# Start of Material supplied

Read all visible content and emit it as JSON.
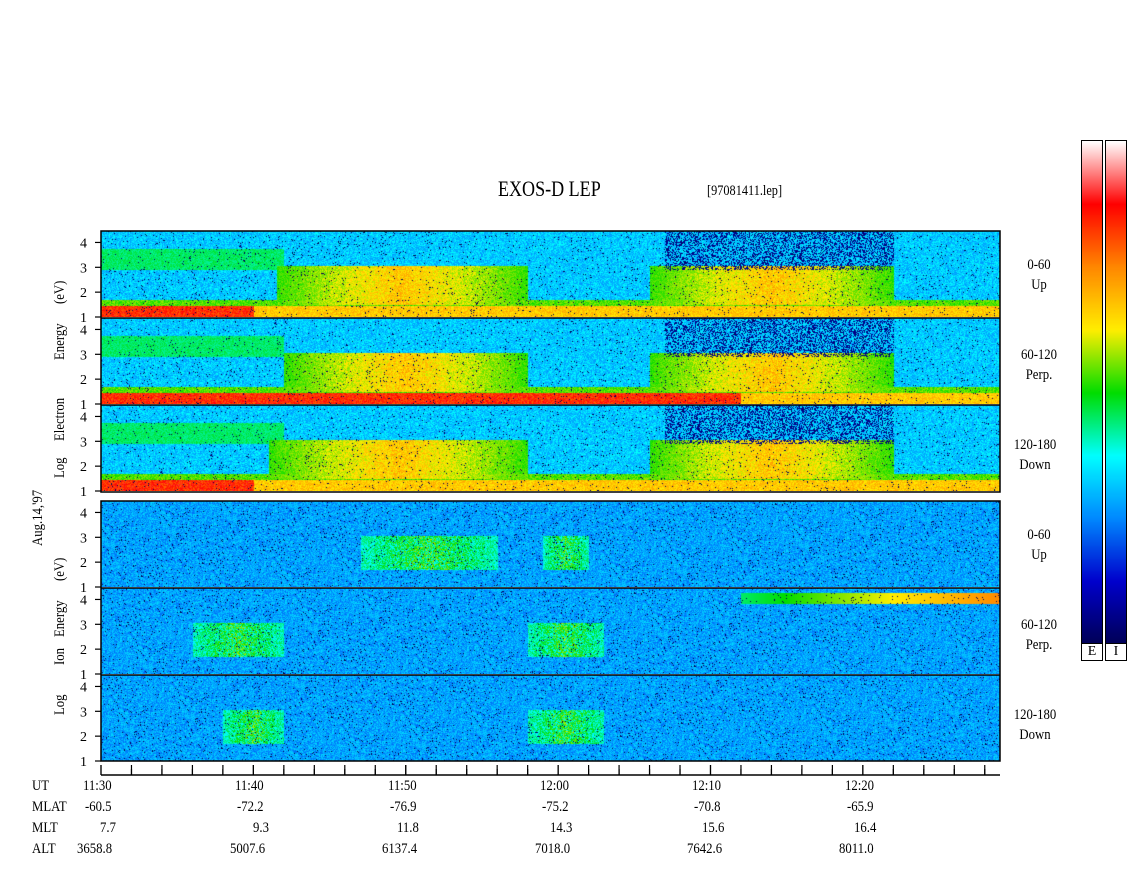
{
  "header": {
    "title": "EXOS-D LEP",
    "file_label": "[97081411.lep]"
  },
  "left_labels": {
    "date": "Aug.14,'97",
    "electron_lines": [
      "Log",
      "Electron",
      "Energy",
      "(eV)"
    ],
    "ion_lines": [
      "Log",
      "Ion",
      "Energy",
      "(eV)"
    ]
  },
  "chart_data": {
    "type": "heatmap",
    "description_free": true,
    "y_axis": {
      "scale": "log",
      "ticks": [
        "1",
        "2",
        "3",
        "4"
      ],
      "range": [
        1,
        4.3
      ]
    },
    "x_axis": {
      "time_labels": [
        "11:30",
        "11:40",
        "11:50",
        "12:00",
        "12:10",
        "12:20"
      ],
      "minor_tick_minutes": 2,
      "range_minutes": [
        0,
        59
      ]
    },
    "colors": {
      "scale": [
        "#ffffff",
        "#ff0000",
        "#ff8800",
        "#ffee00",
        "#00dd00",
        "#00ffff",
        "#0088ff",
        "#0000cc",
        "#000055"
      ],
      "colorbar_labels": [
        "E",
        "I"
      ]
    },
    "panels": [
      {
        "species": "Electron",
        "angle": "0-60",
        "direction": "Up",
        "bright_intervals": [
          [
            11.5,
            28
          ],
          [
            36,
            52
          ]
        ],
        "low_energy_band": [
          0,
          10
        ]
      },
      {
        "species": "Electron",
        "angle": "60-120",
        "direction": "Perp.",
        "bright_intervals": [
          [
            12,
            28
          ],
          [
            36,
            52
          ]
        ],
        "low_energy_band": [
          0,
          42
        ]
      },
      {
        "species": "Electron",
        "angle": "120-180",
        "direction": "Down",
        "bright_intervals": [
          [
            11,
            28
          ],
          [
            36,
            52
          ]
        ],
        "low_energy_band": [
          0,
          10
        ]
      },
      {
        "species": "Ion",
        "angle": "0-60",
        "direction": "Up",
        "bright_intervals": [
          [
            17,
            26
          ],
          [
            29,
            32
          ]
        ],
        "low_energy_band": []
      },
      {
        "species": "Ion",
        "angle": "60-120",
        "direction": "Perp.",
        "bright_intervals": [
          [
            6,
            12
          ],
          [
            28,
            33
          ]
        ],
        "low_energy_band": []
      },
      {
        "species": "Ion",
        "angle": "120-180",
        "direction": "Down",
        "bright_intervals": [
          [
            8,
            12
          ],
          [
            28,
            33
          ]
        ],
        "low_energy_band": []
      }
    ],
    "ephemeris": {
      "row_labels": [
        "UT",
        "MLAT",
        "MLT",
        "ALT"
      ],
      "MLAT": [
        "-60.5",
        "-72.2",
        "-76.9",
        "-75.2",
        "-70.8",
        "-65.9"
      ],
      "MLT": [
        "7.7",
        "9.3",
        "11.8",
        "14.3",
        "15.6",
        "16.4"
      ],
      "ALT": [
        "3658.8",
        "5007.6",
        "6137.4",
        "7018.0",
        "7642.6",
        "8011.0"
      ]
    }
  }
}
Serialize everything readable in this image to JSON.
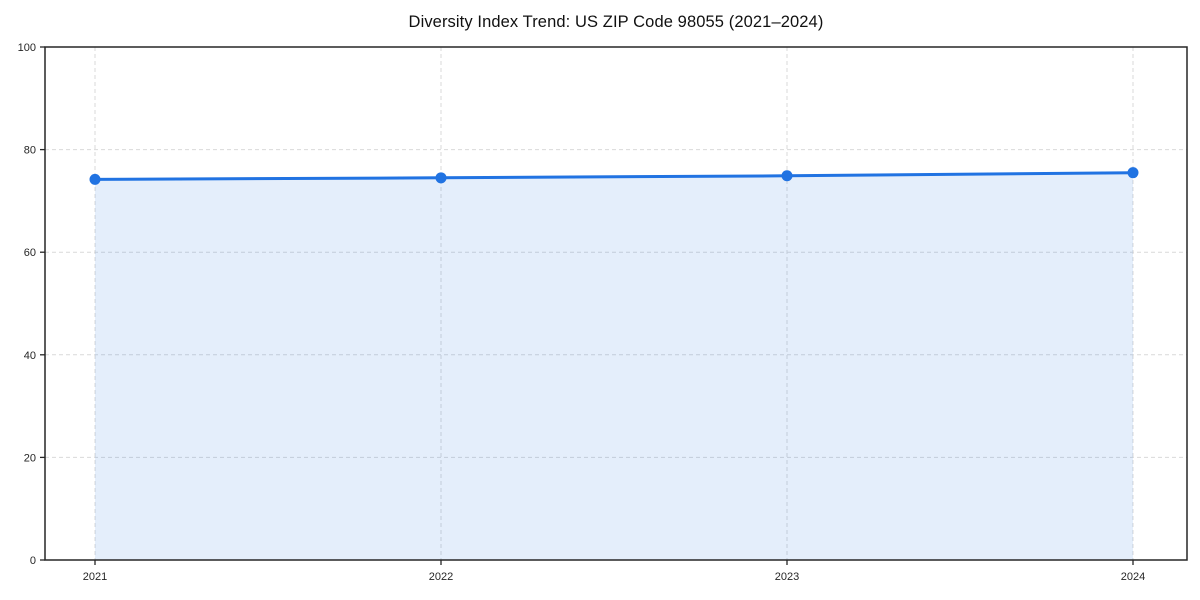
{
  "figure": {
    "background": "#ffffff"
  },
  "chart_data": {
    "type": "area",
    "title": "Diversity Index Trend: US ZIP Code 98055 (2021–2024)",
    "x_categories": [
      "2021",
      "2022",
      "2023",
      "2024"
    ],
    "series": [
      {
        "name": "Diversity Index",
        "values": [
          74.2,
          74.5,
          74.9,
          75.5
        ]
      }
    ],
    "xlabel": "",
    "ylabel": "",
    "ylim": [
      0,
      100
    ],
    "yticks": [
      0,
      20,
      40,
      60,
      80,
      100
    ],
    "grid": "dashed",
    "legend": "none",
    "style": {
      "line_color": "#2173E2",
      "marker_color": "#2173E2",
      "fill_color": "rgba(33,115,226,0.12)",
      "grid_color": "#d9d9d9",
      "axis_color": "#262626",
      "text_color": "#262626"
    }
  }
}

# End of Material supplied
# Start of Material supplied

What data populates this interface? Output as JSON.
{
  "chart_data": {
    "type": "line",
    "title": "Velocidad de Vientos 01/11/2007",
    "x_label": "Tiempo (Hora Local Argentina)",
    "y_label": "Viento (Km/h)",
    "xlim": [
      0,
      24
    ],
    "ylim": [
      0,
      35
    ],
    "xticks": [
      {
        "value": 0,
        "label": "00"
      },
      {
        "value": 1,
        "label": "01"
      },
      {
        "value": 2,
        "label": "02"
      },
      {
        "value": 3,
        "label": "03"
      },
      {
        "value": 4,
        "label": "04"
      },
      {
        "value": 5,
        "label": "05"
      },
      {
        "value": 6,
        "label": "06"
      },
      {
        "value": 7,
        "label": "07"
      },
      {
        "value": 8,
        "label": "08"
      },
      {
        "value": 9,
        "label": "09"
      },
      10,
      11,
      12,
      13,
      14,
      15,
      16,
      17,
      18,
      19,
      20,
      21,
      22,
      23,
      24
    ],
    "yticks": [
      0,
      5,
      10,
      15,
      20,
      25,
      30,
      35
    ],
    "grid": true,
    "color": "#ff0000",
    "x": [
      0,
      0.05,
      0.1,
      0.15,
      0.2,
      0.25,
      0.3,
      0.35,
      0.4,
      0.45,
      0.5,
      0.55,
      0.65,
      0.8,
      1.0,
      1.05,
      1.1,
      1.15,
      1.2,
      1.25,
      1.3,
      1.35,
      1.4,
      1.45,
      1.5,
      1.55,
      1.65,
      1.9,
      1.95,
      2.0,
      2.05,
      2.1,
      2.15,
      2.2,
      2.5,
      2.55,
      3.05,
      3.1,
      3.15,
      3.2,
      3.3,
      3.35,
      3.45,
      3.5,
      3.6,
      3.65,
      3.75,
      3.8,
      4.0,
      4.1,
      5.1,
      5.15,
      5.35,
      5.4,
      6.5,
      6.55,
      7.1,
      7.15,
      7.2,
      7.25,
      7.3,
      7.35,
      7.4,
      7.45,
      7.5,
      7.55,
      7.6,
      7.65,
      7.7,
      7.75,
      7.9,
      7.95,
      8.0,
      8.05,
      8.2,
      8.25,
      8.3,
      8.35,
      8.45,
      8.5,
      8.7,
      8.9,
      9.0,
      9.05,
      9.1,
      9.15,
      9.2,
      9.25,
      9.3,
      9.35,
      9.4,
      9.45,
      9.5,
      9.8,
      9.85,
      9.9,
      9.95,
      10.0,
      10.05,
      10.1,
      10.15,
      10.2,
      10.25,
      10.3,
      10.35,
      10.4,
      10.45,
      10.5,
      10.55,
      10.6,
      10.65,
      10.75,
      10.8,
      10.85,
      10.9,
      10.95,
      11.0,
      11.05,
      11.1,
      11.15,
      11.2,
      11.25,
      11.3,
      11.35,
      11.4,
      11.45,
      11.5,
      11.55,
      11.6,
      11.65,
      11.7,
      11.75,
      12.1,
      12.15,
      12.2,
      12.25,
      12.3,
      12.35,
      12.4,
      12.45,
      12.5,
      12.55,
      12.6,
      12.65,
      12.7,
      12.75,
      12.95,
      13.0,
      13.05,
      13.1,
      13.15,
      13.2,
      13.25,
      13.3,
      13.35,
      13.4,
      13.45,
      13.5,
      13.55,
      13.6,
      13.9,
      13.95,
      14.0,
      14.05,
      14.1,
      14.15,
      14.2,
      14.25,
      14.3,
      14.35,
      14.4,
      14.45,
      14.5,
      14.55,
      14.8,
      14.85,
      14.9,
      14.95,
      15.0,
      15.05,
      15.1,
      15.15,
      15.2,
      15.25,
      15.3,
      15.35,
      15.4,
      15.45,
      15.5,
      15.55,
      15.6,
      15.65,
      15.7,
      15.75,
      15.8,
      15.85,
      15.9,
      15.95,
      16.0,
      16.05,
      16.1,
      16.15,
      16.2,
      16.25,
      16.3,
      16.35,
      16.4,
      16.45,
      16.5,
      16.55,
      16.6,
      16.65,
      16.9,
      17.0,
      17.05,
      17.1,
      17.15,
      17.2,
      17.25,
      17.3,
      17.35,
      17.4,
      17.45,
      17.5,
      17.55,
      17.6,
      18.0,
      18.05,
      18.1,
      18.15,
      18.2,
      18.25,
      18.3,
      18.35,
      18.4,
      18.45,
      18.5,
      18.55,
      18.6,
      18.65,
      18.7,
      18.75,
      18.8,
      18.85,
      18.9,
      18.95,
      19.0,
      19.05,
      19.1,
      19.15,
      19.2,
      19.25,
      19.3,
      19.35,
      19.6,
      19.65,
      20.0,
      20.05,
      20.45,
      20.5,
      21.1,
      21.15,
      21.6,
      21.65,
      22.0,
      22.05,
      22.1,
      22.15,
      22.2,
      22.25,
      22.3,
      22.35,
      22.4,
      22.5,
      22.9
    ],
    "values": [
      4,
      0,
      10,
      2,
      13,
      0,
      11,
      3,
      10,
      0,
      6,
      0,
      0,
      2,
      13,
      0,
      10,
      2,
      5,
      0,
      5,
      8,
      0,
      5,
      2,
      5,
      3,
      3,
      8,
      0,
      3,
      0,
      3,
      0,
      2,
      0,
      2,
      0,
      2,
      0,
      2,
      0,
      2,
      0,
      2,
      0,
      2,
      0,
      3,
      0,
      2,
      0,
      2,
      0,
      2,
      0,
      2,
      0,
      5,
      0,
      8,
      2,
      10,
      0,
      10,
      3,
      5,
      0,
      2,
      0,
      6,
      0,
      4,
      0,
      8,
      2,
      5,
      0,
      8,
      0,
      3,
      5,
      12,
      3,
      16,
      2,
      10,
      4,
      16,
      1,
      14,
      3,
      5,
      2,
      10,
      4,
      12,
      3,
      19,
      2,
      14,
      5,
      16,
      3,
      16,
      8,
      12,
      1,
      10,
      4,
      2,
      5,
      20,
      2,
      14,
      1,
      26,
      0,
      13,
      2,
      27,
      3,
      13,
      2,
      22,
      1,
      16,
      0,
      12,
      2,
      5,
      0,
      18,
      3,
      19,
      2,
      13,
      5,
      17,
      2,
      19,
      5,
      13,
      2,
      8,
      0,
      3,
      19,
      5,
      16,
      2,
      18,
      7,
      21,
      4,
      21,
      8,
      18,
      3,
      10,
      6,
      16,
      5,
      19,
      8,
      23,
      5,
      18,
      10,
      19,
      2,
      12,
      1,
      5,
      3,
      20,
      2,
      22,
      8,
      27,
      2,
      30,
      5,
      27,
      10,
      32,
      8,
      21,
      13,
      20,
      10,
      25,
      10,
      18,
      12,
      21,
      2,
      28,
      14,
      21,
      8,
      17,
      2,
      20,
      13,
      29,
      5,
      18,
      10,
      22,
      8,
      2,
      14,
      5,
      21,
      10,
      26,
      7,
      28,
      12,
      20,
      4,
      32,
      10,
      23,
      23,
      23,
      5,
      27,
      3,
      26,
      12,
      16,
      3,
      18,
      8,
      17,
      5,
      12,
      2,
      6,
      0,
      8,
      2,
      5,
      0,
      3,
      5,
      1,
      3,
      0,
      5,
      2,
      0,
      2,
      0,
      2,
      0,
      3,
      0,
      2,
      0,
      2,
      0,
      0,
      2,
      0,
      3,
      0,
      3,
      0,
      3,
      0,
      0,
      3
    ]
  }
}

# End of Material supplied

Work to do =
Look through the material and say how many lines hold "Diversity". Give the number only.

Worked solution =
2